Stated goal :: Identify and pull out each line of the entries in which "cobertura" occurs.

Data for processing ::
----------------------------------------

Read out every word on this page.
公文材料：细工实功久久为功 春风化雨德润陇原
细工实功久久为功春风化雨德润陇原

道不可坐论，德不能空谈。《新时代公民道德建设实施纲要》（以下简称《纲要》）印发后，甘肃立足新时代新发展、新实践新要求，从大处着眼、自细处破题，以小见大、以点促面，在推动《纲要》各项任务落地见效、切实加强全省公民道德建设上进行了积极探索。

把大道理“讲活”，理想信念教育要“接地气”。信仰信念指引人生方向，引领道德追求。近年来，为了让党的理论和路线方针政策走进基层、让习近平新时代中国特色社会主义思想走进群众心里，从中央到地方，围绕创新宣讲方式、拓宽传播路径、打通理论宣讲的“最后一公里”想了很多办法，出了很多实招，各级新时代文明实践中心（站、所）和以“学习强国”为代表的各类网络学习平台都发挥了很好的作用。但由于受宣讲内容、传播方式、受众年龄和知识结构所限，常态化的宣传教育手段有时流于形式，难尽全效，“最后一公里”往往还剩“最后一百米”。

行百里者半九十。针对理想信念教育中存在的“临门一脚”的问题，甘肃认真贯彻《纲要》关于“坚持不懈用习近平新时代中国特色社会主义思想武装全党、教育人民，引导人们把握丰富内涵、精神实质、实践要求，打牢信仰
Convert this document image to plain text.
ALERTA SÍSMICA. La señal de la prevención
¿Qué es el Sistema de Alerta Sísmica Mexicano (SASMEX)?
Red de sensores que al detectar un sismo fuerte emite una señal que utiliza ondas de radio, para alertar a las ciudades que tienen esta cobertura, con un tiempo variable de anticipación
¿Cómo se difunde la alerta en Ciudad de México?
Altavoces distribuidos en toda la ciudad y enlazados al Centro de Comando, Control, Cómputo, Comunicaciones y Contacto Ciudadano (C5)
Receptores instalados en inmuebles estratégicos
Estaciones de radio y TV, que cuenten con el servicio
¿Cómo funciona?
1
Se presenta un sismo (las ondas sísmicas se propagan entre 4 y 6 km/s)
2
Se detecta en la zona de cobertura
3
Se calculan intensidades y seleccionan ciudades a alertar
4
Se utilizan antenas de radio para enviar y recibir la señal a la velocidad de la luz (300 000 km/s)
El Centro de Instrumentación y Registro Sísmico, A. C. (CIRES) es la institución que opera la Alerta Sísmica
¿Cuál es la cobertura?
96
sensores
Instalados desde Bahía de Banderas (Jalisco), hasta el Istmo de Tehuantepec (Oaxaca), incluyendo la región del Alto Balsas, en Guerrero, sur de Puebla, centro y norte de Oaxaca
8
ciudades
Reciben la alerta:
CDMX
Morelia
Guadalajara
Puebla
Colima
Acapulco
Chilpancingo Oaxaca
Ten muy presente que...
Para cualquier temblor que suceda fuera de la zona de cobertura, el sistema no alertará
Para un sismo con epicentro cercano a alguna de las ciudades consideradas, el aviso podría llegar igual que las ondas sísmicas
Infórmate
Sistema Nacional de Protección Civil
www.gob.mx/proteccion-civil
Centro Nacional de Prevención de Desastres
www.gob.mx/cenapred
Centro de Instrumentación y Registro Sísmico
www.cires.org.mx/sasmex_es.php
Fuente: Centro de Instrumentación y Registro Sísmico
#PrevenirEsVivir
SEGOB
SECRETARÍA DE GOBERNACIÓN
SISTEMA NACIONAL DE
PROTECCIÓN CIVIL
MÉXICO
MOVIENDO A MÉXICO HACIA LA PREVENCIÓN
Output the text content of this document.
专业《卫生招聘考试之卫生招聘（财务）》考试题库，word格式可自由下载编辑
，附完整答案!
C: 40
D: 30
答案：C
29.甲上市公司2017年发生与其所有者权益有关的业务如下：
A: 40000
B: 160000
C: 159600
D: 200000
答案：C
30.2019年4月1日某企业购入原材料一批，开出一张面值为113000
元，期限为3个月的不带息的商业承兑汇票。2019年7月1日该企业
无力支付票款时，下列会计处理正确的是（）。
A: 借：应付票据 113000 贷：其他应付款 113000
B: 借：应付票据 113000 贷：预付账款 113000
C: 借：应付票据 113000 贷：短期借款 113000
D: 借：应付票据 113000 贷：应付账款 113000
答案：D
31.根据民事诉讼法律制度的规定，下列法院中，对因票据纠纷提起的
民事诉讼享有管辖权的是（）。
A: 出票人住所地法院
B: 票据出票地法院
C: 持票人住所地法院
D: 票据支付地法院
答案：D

----------------------------------------

The answer ::
Red de sensores que al detectar un sismo fuerte emite una señal que utiliza ondas de radio, para alertar a las ciudades que tienen esta cobertura, con un tiempo variable de anticipación
Se detecta en la zona de cobertura
¿Cuál es la cobertura?
Para cualquier temblor que suceda fuera de la zona de cobertura, el sistema no alertará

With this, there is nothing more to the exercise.